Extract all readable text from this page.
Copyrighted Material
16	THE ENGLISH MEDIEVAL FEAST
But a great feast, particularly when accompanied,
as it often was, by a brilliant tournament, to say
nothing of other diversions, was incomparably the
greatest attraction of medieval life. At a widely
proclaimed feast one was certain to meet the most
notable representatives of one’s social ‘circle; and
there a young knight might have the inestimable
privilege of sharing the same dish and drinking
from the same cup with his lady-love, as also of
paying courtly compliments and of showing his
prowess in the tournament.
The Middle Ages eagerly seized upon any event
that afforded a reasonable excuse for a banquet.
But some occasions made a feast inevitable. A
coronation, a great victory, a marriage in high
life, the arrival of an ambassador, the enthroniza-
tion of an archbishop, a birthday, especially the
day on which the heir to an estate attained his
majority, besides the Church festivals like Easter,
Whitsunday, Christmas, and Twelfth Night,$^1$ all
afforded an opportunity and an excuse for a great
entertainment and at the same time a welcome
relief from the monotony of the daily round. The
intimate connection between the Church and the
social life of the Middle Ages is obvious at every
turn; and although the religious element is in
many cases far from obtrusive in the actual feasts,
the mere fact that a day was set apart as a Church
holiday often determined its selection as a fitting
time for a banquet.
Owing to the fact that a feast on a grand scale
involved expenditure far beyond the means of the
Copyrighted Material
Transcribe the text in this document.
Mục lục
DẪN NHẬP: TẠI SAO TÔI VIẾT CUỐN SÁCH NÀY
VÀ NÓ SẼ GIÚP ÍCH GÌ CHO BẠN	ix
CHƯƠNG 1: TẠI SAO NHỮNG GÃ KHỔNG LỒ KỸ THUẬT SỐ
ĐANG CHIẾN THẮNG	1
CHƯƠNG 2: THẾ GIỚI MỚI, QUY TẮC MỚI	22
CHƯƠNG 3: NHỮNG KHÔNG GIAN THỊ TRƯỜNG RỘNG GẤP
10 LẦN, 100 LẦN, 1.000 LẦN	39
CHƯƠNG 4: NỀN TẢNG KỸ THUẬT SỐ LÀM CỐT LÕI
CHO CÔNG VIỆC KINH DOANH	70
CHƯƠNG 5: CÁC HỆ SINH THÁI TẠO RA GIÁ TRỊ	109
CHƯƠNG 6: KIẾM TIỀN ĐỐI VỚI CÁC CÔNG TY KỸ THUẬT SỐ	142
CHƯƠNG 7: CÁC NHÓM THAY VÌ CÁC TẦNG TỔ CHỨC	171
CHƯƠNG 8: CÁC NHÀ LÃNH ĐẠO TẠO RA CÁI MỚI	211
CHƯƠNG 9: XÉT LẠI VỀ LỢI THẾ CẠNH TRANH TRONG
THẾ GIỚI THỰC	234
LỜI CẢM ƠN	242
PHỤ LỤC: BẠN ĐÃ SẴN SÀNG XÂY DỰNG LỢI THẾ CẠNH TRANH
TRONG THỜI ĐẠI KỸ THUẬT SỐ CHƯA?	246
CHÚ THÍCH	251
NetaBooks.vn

§ §

# Your goal:
Repeat the data precisely, reproducing every entry.

# Reply to the task:
Extract all readable text from this page.
Copyrighted Material
16	THE ENGLISH MEDIEVAL FEAST
But a great feast, particularly when accompanied,
as it often was, by a brilliant tournament, to say
nothing of other diversions, was incomparably the
greatest attraction of medieval life. At a widely
proclaimed feast one was certain to meet the most
notable representatives of one’s social ‘circle; and
there a young knight might have the inestimable
privilege of sharing the same dish and drinking
from the same cup with his lady-love, as also of
paying courtly compliments and of showing his
prowess in the tournament.
The Middle Ages eagerly seized upon any event
that afforded a reasonable excuse for a banquet.
But some occasions made a feast inevitable. A
coronation, a great victory, a marriage in high
life, the arrival of an ambassador, the enthroniza-
tion of an archbishop, a birthday, especially the
day on which the heir to an estate attained his
majority, besides the Church festivals like Easter,
Whitsunday, Christmas, and Twelfth Night,$^1$ all
afforded an opportunity and an excuse for a great
entertainment and at the same time a welcome
relief from the monotony of the daily round. The
intimate connection between the Church and the
social life of the Middle Ages is obvious at every
turn; and although the religious element is in
many cases far from obtrusive in the actual feasts,
the mere fact that a day was set apart as a Church
holiday often determined its selection as a fitting
time for a banquet.
Owing to the fact that a feast on a grand scale
involved expenditure far beyond the means of the
Copyrighted Material
Transcribe the text in this document.
Mục lục
DẪN NHẬP: TẠI SAO TÔI VIẾT CUỐN SÁCH NÀY
VÀ NÓ SẼ GIÚP ÍCH GÌ CHO BẠN	ix
CHƯƠNG 1: TẠI SAO NHỮNG GÃ KHỔNG LỒ KỸ THUẬT SỐ
ĐANG CHIẾN THẮNG	1
CHƯƠNG 2: THẾ GIỚI MỚI, QUY TẮC MỚI	22
CHƯƠNG 3: NHỮNG KHÔNG GIAN THỊ TRƯỜNG RỘNG GẤP
10 LẦN, 100 LẦN, 1.000 LẦN	39
CHƯƠNG 4: NỀN TẢNG KỸ THUẬT SỐ LÀM CỐT LÕI
CHO CÔNG VIỆC KINH DOANH	70
CHƯƠNG 5: CÁC HỆ SINH THÁI TẠO RA GIÁ TRỊ	109
CHƯƠNG 6: KIẾM TIỀN ĐỐI VỚI CÁC CÔNG TY KỸ THUẬT SỐ	142
CHƯƠNG 7: CÁC NHÓM THAY VÌ CÁC TẦNG TỔ CHỨC	171
CHƯƠNG 8: CÁC NHÀ LÃNH ĐẠO TẠO RA CÁI MỚI	211
CHƯƠNG 9: XÉT LẠI VỀ LỢI THẾ CẠNH TRANH TRONG
THẾ GIỚI THỰC	234
LỜI CẢM ƠN	242
PHỤ LỤC: BẠN ĐÃ SẴN SÀNG XÂY DỰNG LỢI THẾ CẠNH TRANH
TRONG THỜI ĐẠI KỸ THUẬT SỐ CHƯA?	246
CHÚ THÍCH	251
NetaBooks.vn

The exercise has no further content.